[start Given data]
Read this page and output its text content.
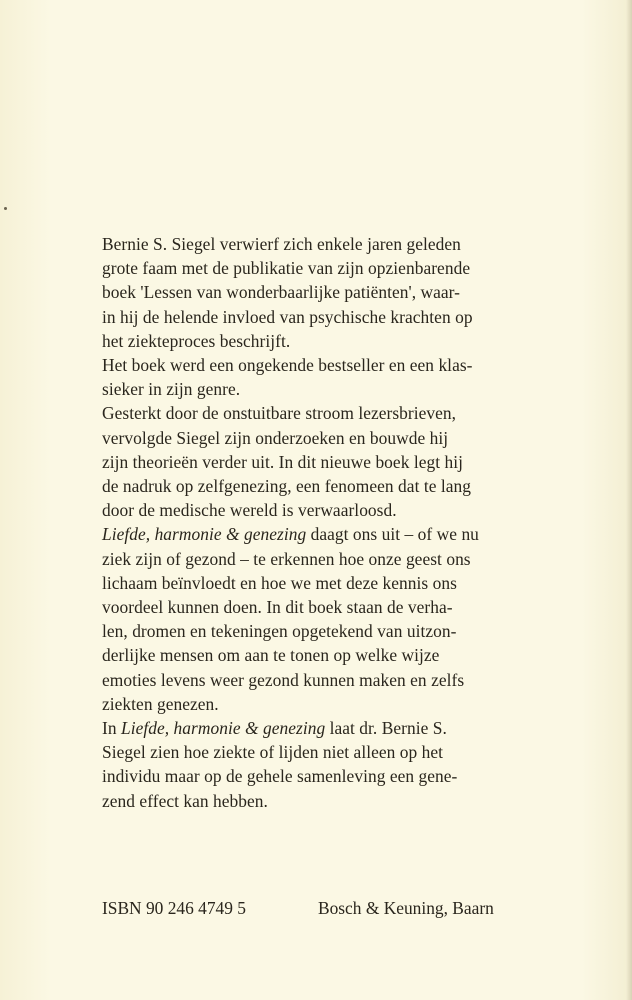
Bernie S. Siegel verwierf zich enkele jaren geleden
grote faam met de publikatie van zijn opzienbarende
boek 'Lessen van wonderbaarlijke patiënten', waar-
in hij de helende invloed van psychische krachten op
het ziekteproces beschrijft.
Het boek werd een ongekende bestseller en een klas-
sieker in zijn genre.
Gesterkt door de onstuitbare stroom lezersbrieven,
vervolgde Siegel zijn onderzoeken en bouwde hij
zijn theorieën verder uit. In dit nieuwe boek legt hij
de nadruk op zelfgenezing, een fenomeen dat te lang
door de medische wereld is verwaarloosd.
Liefde, harmonie & genezing daagt ons uit – of we nu
ziek zijn of gezond – te erkennen hoe onze geest ons
lichaam beïnvloedt en hoe we met deze kennis ons
voordeel kunnen doen. In dit boek staan de verha-
len, dromen en tekeningen opgetekend van uitzon-
derlijke mensen om aan te tonen op welke wijze
emoties levens weer gezond kunnen maken en zelfs
ziekten genezen.
In Liefde, harmonie & genezing laat dr. Bernie S.
Siegel zien hoe ziekte of lijden niet alleen op het
individu maar op de gehele samenleving een gene-
zend effect kan hebben.
ISBN 90 246 4749 5	Bosch & Keuning, Baarn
[end Given data]
**Aim of the exercise:**
Among the entries, how many lines include the word "Bernie"? Answer with a single number and nothing further.

**Task response:**
2